__Source data__
——————————

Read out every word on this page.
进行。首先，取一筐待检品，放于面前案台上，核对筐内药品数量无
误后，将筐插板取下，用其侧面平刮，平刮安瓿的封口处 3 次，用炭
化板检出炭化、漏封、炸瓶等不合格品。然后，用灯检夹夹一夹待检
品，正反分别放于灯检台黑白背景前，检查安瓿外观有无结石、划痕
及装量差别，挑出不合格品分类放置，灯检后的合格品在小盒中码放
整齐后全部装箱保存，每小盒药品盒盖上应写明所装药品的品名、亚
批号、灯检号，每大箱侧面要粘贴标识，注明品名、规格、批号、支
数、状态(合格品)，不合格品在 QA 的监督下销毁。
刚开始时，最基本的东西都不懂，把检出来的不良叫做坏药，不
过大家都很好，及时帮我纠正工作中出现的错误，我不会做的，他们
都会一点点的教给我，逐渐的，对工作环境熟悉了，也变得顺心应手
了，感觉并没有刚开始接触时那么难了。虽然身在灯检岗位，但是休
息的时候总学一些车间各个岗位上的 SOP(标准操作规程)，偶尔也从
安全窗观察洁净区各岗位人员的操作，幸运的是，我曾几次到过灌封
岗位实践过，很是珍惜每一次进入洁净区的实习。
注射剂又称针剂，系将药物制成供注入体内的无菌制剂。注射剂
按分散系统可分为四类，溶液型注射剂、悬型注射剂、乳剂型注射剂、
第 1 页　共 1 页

——————————

__Prompt__
Please reproduce each line exactly as written.

__Final result__
Read out every word on this page.
进行。首先，取一筐待检品，放于面前案台上，核对筐内药品数量无
误后，将筐插板取下，用其侧面平刮，平刮安瓿的封口处 3 次，用炭
化板检出炭化、漏封、炸瓶等不合格品。然后，用灯检夹夹一夹待检
品，正反分别放于灯检台黑白背景前，检查安瓿外观有无结石、划痕
及装量差别，挑出不合格品分类放置，灯检后的合格品在小盒中码放
整齐后全部装箱保存，每小盒药品盒盖上应写明所装药品的品名、亚
批号、灯检号，每大箱侧面要粘贴标识，注明品名、规格、批号、支
数、状态(合格品)，不合格品在 QA 的监督下销毁。
刚开始时，最基本的东西都不懂，把检出来的不良叫做坏药，不
过大家都很好，及时帮我纠正工作中出现的错误，我不会做的，他们
都会一点点的教给我，逐渐的，对工作环境熟悉了，也变得顺心应手
了，感觉并没有刚开始接触时那么难了。虽然身在灯检岗位，但是休
息的时候总学一些车间各个岗位上的 SOP(标准操作规程)，偶尔也从
安全窗观察洁净区各岗位人员的操作，幸运的是，我曾几次到过灌封
岗位实践过，很是珍惜每一次进入洁净区的实习。
注射剂又称针剂，系将药物制成供注入体内的无菌制剂。注射剂
按分散系统可分为四类，溶液型注射剂、悬型注射剂、乳剂型注射剂、
第 1 页　共 1 页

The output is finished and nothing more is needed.